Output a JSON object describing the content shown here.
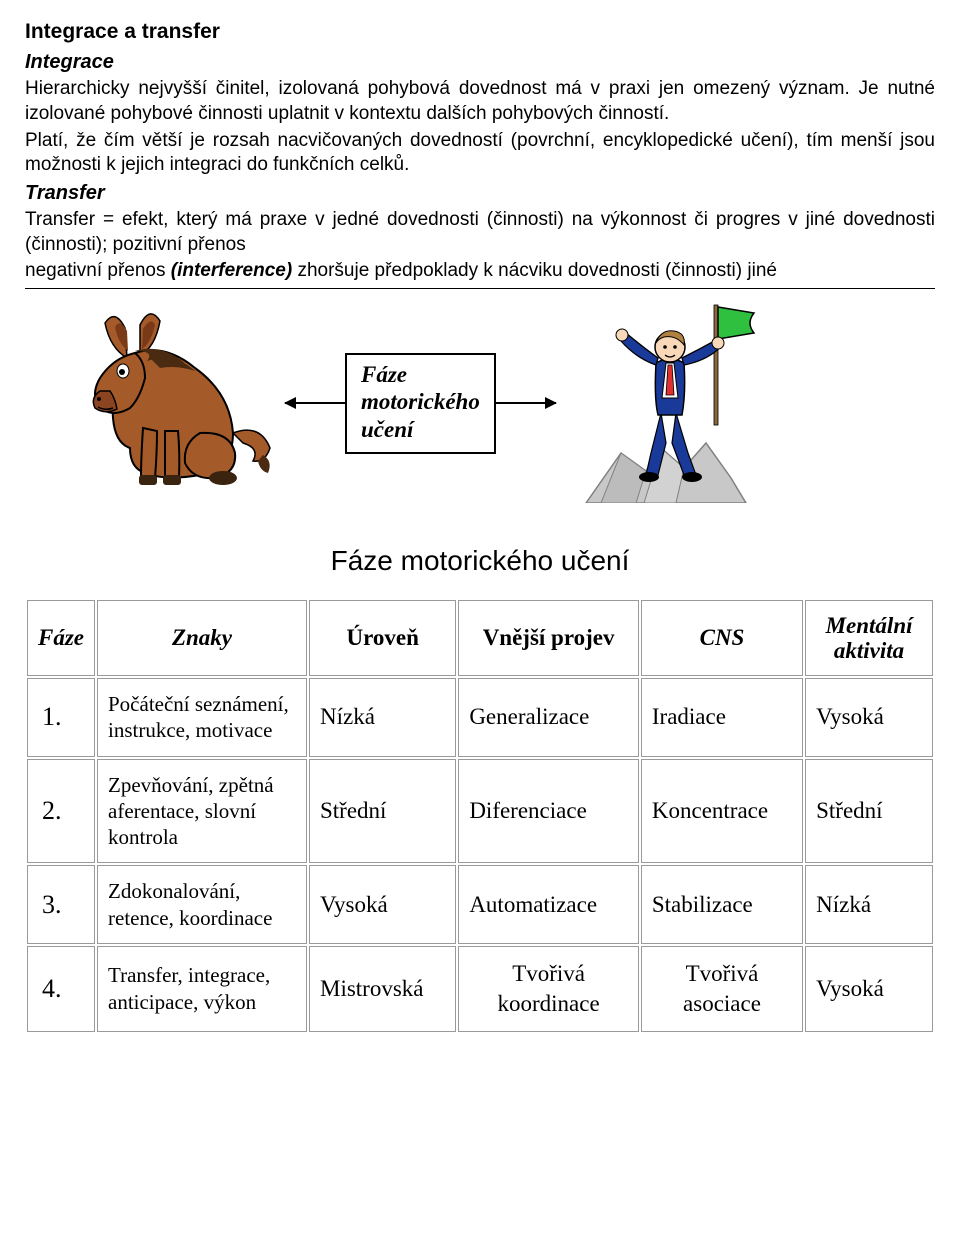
{
  "doc": {
    "title": "Integrace a transfer",
    "sec1_heading": "Integrace",
    "sec1_p1": "Hierarchicky nejvyšší činitel, izolovaná pohybová dovednost má v praxi jen omezený význam. Je nutné izolované pohybové činnosti uplatnit v kontextu dalších pohybových činností.",
    "sec1_p2": "Platí, že čím větší je rozsah nacvičovaných dovedností (povrchní, encyklopedické učení), tím menší jsou možnosti k jejich integraci do funkčních celků.",
    "sec2_heading": "Transfer",
    "sec2_p1": "Transfer = efekt, který má praxe v jedné dovednosti (činnosti) na výkonnost či progres v jiné dovednosti (činnosti); pozitivní přenos",
    "sec2_p2a": "negativní přenos ",
    "sec2_p2b": "(interference)",
    "sec2_p2c": " zhoršuje předpoklady k nácviku dovednosti (činnosti) jiné"
  },
  "diagram": {
    "box_line1": "Fáze",
    "box_line2": "motorického",
    "box_line3": "učení",
    "donkey": {
      "body_fill": "#a55a2a",
      "body_stroke": "#000000",
      "mane_fill": "#4a2a10",
      "hoof_fill": "#3a2410",
      "eye_fill": "#ffffff"
    },
    "man": {
      "suit_fill": "#1a3a9a",
      "shirt_fill": "#ffffff",
      "tie_fill": "#e03030",
      "skin_fill": "#f8d8b8",
      "hair_fill": "#b08040",
      "shoe_fill": "#000000",
      "flag_fill": "#30c040",
      "pole_fill": "#8a6a3a",
      "rock_fill": "#c8c8c8",
      "rock_stroke": "#808080"
    }
  },
  "table": {
    "title": "Fáze motorického učení",
    "headers": [
      "Fáze",
      "Znaky",
      "Úroveň",
      "Vnější projev",
      "CNS",
      "Mentální\naktivita"
    ],
    "rows": [
      {
        "num": "1.",
        "znaky": "Počáteční seznámení, instrukce, motivace",
        "uroven": "Nízká",
        "projev": "Generalizace",
        "cns": "Iradiace",
        "mental": "Vysoká"
      },
      {
        "num": "2.",
        "znaky": "Zpevňování, zpětná aferentace, slovní kontrola",
        "uroven": "Střední",
        "projev": "Diferenciace",
        "cns": "Koncentrace",
        "mental": "Střední"
      },
      {
        "num": "3.",
        "znaky": "Zdokonalování, retence, koordinace",
        "uroven": "Vysoká",
        "projev": "Automatizace",
        "cns": "Stabilizace",
        "mental": "Nízká"
      },
      {
        "num": "4.",
        "znaky": "Transfer, integrace, anticipace, výkon",
        "uroven": "Mistrovská",
        "projev": "Tvořivá koordinace",
        "cns": "Tvořivá asociace",
        "mental": "Vysoká"
      }
    ],
    "colors": {
      "border": "#9a9a9a"
    }
  }
}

**PROBLEM STATEMENT**
Word for word, quote the full listing, omitting every picture.

**ANSWER FOR THIS EXERCISE**
Output a JSON object describing the content shown here.
{
  "doc": {
    "title": "Integrace a transfer",
    "sec1_heading": "Integrace",
    "sec1_p1": "Hierarchicky nejvyšší činitel, izolovaná pohybová dovednost má v praxi jen omezený význam. Je nutné izolované pohybové činnosti uplatnit v kontextu dalších pohybových činností.",
    "sec1_p2": "Platí, že čím větší je rozsah nacvičovaných dovedností (povrchní, encyklopedické učení), tím menší jsou možnosti k jejich integraci do funkčních celků.",
    "sec2_heading": "Transfer",
    "sec2_p1": "Transfer = efekt, který má praxe v jedné dovednosti (činnosti) na výkonnost či progres v jiné dovednosti (činnosti); pozitivní přenos",
    "sec2_p2a": "negativní přenos ",
    "sec2_p2b": "(interference)",
    "sec2_p2c": " zhoršuje předpoklady k nácviku dovednosti (činnosti) jiné"
  },
  "diagram": {
    "box_line1": "Fáze",
    "box_line2": "motorického",
    "box_line3": "učení",
    "donkey": {
      "body_fill": "#a55a2a",
      "body_stroke": "#000000",
      "mane_fill": "#4a2a10",
      "hoof_fill": "#3a2410",
      "eye_fill": "#ffffff"
    },
    "man": {
      "suit_fill": "#1a3a9a",
      "shirt_fill": "#ffffff",
      "tie_fill": "#e03030",
      "skin_fill": "#f8d8b8",
      "hair_fill": "#b08040",
      "shoe_fill": "#000000",
      "flag_fill": "#30c040",
      "pole_fill": "#8a6a3a",
      "rock_fill": "#c8c8c8",
      "rock_stroke": "#808080"
    }
  },
  "table": {
    "title": "Fáze motorického učení",
    "headers": [
      "Fáze",
      "Znaky",
      "Úroveň",
      "Vnější projev",
      "CNS",
      "Mentální\naktivita"
    ],
    "rows": [
      {
        "num": "1.",
        "znaky": "Počáteční seznámení, instrukce, motivace",
        "uroven": "Nízká",
        "projev": "Generalizace",
        "cns": "Iradiace",
        "mental": "Vysoká"
      },
      {
        "num": "2.",
        "znaky": "Zpevňování, zpětná aferentace, slovní kontrola",
        "uroven": "Střední",
        "projev": "Diferenciace",
        "cns": "Koncentrace",
        "mental": "Střední"
      },
      {
        "num": "3.",
        "znaky": "Zdokonalování, retence, koordinace",
        "uroven": "Vysoká",
        "projev": "Automatizace",
        "cns": "Stabilizace",
        "mental": "Nízká"
      },
      {
        "num": "4.",
        "znaky": "Transfer, integrace, anticipace, výkon",
        "uroven": "Mistrovská",
        "projev": "Tvořivá koordinace",
        "cns": "Tvořivá asociace",
        "mental": "Vysoká"
      }
    ],
    "colors": {
      "border": "#9a9a9a"
    }
  }
}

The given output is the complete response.